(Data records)
____

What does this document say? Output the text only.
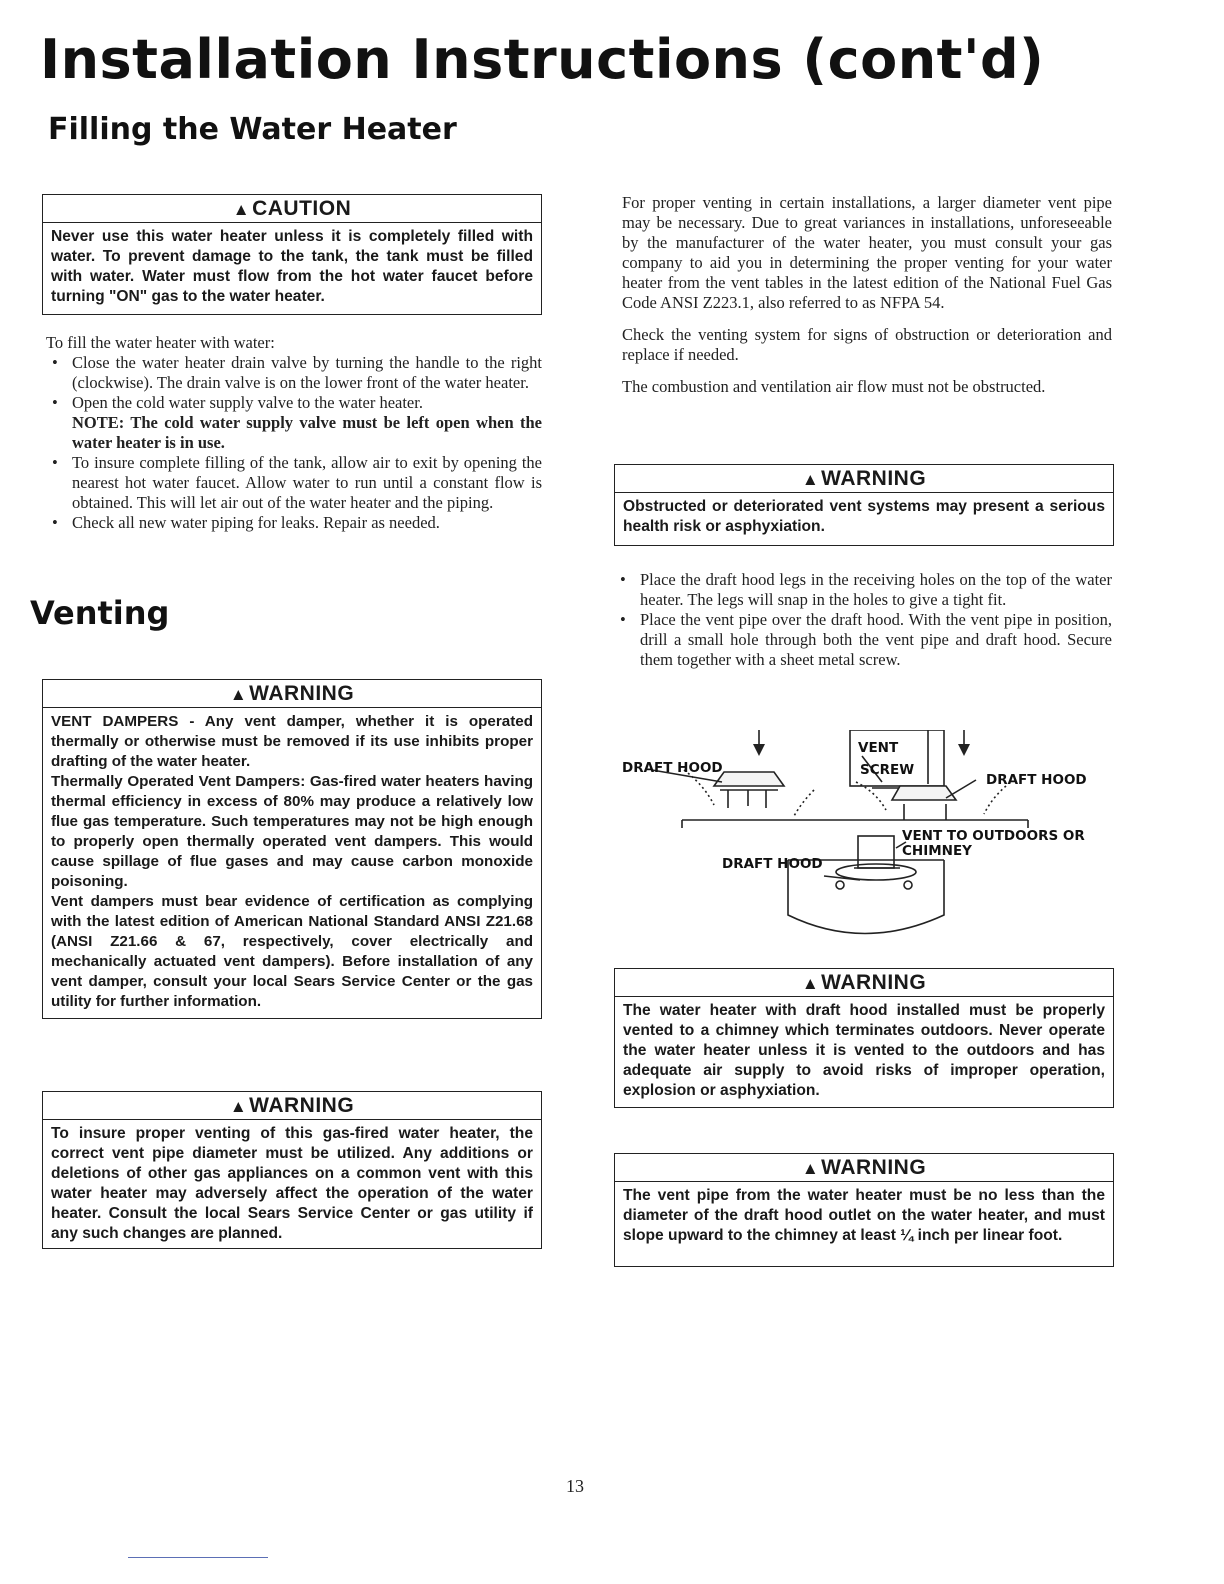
Installation Instructions (cont'd)
Filling the Water Heater
▲CAUTION
Never use this water heater unless it is completely filled with water. To prevent damage to the tank, the tank must be filled with water. Water must flow from the hot water faucet before turning "ON" gas to the water heater.
To fill the water heater with water:
• Close the water heater drain valve by turning the handle to the right (clockwise). The drain valve is on the lower front of the water heater.
• Open the cold water supply valve to the water heater.
NOTE: The cold water supply valve must be left open when the water heater is in use.
• To insure complete filling of the tank, allow air to exit by opening the nearest hot water faucet. Allow water to run until a constant flow is obtained. This will let air out of the water heater and the piping.
• Check all new water piping for leaks. Repair as needed.
Venting
▲WARNING

VENT DAMPERS - Any vent damper, whether it is operated thermally or otherwise must be removed if its use inhibits proper drafting of the water heater.

Thermally Operated Vent Dampers: Gas-fired water heaters having thermal efficiency in excess of 80% may produce a relatively low flue gas temperature. Such temperatures may not be high enough to properly open thermally operated vent dampers. This would cause spillage of flue gases and may cause carbon monoxide poisoning.

Vent dampers must bear evidence of certification as complying with the latest edition of American National Standard ANSI Z21.68 (ANSI Z21.66 & 67, respectively, cover electrically and mechanically actuated vent dampers). Before installation of any vent damper, consult your local Sears Service Center or the gas utility for further information.

▲WARNING
To insure proper venting of this gas-fired water heater, the correct vent pipe diameter must be utilized. Any additions or deletions of other gas appliances on a common vent with this water heater may adversely affect the operation of the water heater. Consult the local Sears Service Center or gas utility if any such changes are planned.

For proper venting in certain installations, a larger diameter vent pipe may be necessary. Due to great variances in installations, unforeseeable by the manufacturer of the water heater, you must consult your gas company to aid you in determining the proper venting for your water heater from the vent tables in the latest edition of the National Fuel Gas Code ANSI Z223.1, also referred to as NFPA 54.

Check the venting system for signs of obstruction or deterioration and replace if needed.

The combustion and ventilation air flow must not be obstructed.

▲WARNING
Obstructed or deteriorated vent systems may present a serious health risk or asphyxiation.
• Place the draft hood legs in the receiving holes on the top of the water heater. The legs will snap in the holes to give a tight fit.
• Place the vent pipe over the draft hood. With the vent pipe in position, drill a small hole through both the vent pipe and draft hood. Secure them together with a sheet metal screw.
DRAFT HOOD
VENT
SCREW
DRAFT HOOD
VENT TO OUTDOORS OR
CHIMNEY
DRAFT HOOD
▲WARNING
The water heater with draft hood installed must be properly vented to a chimney which terminates outdoors. Never operate the water heater unless it is vented to the outdoors and has adequate air supply to avoid risks of improper operation, explosion or asphyxiation.
▲WARNING
The vent pipe from the water heater must be no less than the diameter of the draft hood outlet on the water heater, and must slope upward to the chimney at least ¼ inch per linear foot.
13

____

Stated exercise =>
Determine how many lines of the listing above hold the word "piping". Report that number without anything else.

Reply =>
2